WORK TO COMPLETE. Return all of the data exactly, with nothing left out but the pictures.

Records:
--- Start ---
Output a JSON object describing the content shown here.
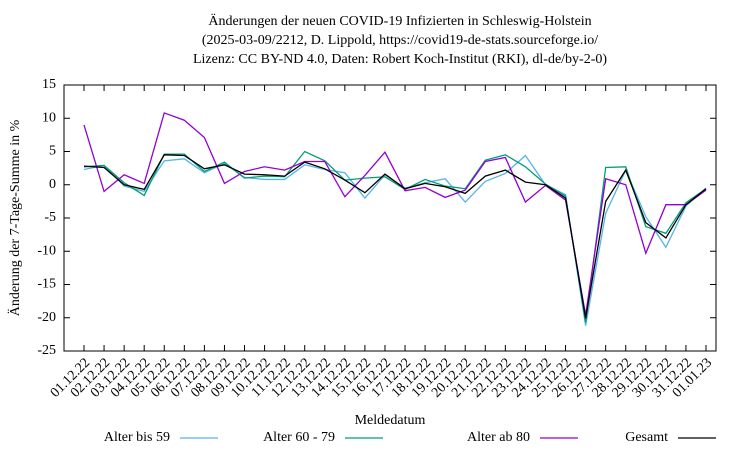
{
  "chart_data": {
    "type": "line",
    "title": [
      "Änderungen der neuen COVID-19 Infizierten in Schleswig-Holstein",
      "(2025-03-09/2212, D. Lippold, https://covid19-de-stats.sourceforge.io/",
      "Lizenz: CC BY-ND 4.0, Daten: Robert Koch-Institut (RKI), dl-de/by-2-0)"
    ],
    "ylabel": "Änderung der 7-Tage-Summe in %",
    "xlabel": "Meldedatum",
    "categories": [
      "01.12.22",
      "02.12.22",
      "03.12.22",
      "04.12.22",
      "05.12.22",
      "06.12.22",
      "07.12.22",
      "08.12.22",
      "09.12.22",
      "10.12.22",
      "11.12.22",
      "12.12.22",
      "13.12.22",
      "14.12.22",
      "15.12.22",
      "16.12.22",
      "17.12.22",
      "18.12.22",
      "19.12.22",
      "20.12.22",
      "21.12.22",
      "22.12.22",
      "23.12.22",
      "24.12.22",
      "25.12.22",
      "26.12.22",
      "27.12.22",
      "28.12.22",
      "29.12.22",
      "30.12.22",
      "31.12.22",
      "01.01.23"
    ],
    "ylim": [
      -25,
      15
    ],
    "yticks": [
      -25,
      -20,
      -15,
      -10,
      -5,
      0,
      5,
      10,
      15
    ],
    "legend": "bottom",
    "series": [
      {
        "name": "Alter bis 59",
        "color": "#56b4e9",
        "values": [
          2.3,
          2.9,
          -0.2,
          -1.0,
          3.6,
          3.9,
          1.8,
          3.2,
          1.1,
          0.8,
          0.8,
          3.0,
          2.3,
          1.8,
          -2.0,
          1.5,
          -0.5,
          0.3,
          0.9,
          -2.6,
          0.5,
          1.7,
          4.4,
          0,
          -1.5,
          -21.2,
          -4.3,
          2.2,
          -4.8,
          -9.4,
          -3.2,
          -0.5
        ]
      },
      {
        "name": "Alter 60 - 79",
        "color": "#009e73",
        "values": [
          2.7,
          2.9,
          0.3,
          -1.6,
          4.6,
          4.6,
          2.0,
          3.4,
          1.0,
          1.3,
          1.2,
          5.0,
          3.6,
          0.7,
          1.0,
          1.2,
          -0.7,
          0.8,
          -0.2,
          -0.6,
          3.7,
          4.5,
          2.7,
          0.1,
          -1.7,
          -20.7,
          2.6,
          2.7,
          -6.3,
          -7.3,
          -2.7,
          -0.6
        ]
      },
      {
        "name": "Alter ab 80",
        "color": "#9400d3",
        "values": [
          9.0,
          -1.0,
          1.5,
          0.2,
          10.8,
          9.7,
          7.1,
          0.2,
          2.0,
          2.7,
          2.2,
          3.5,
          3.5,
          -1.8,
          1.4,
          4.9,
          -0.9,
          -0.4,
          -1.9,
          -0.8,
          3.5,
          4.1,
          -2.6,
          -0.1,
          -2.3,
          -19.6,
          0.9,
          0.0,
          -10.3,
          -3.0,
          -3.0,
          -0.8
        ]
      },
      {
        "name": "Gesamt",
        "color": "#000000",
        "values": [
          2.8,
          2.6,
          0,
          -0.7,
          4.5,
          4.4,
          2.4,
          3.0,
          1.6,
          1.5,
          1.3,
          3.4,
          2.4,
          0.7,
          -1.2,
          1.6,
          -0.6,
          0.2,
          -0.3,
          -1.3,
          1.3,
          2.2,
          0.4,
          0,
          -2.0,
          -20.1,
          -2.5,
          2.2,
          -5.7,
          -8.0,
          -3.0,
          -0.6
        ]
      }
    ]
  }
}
--- End ---
THE OUTPUT.
Output a JSON object describing the content shown here.
{
  "chart_data": {
    "type": "line",
    "title": [
      "Änderungen der neuen COVID-19 Infizierten in Schleswig-Holstein",
      "(2025-03-09/2212, D. Lippold, https://covid19-de-stats.sourceforge.io/",
      "Lizenz: CC BY-ND 4.0, Daten: Robert Koch-Institut (RKI), dl-de/by-2-0)"
    ],
    "ylabel": "Änderung der 7-Tage-Summe in %",
    "xlabel": "Meldedatum",
    "categories": [
      "01.12.22",
      "02.12.22",
      "03.12.22",
      "04.12.22",
      "05.12.22",
      "06.12.22",
      "07.12.22",
      "08.12.22",
      "09.12.22",
      "10.12.22",
      "11.12.22",
      "12.12.22",
      "13.12.22",
      "14.12.22",
      "15.12.22",
      "16.12.22",
      "17.12.22",
      "18.12.22",
      "19.12.22",
      "20.12.22",
      "21.12.22",
      "22.12.22",
      "23.12.22",
      "24.12.22",
      "25.12.22",
      "26.12.22",
      "27.12.22",
      "28.12.22",
      "29.12.22",
      "30.12.22",
      "31.12.22",
      "01.01.23"
    ],
    "ylim": [
      -25,
      15
    ],
    "yticks": [
      -25,
      -20,
      -15,
      -10,
      -5,
      0,
      5,
      10,
      15
    ],
    "legend": "bottom",
    "series": [
      {
        "name": "Alter bis 59",
        "color": "#56b4e9",
        "values": [
          2.3,
          2.9,
          -0.2,
          -1.0,
          3.6,
          3.9,
          1.8,
          3.2,
          1.1,
          0.8,
          0.8,
          3.0,
          2.3,
          1.8,
          -2.0,
          1.5,
          -0.5,
          0.3,
          0.9,
          -2.6,
          0.5,
          1.7,
          4.4,
          0,
          -1.5,
          -21.2,
          -4.3,
          2.2,
          -4.8,
          -9.4,
          -3.2,
          -0.5
        ]
      },
      {
        "name": "Alter 60 - 79",
        "color": "#009e73",
        "values": [
          2.7,
          2.9,
          0.3,
          -1.6,
          4.6,
          4.6,
          2.0,
          3.4,
          1.0,
          1.3,
          1.2,
          5.0,
          3.6,
          0.7,
          1.0,
          1.2,
          -0.7,
          0.8,
          -0.2,
          -0.6,
          3.7,
          4.5,
          2.7,
          0.1,
          -1.7,
          -20.7,
          2.6,
          2.7,
          -6.3,
          -7.3,
          -2.7,
          -0.6
        ]
      },
      {
        "name": "Alter ab 80",
        "color": "#9400d3",
        "values": [
          9.0,
          -1.0,
          1.5,
          0.2,
          10.8,
          9.7,
          7.1,
          0.2,
          2.0,
          2.7,
          2.2,
          3.5,
          3.5,
          -1.8,
          1.4,
          4.9,
          -0.9,
          -0.4,
          -1.9,
          -0.8,
          3.5,
          4.1,
          -2.6,
          -0.1,
          -2.3,
          -19.6,
          0.9,
          0.0,
          -10.3,
          -3.0,
          -3.0,
          -0.8
        ]
      },
      {
        "name": "Gesamt",
        "color": "#000000",
        "values": [
          2.8,
          2.6,
          0,
          -0.7,
          4.5,
          4.4,
          2.4,
          3.0,
          1.6,
          1.5,
          1.3,
          3.4,
          2.4,
          0.7,
          -1.2,
          1.6,
          -0.6,
          0.2,
          -0.3,
          -1.3,
          1.3,
          2.2,
          0.4,
          0,
          -2.0,
          -20.1,
          -2.5,
          2.2,
          -5.7,
          -8.0,
          -3.0,
          -0.6
        ]
      }
    ]
  }
}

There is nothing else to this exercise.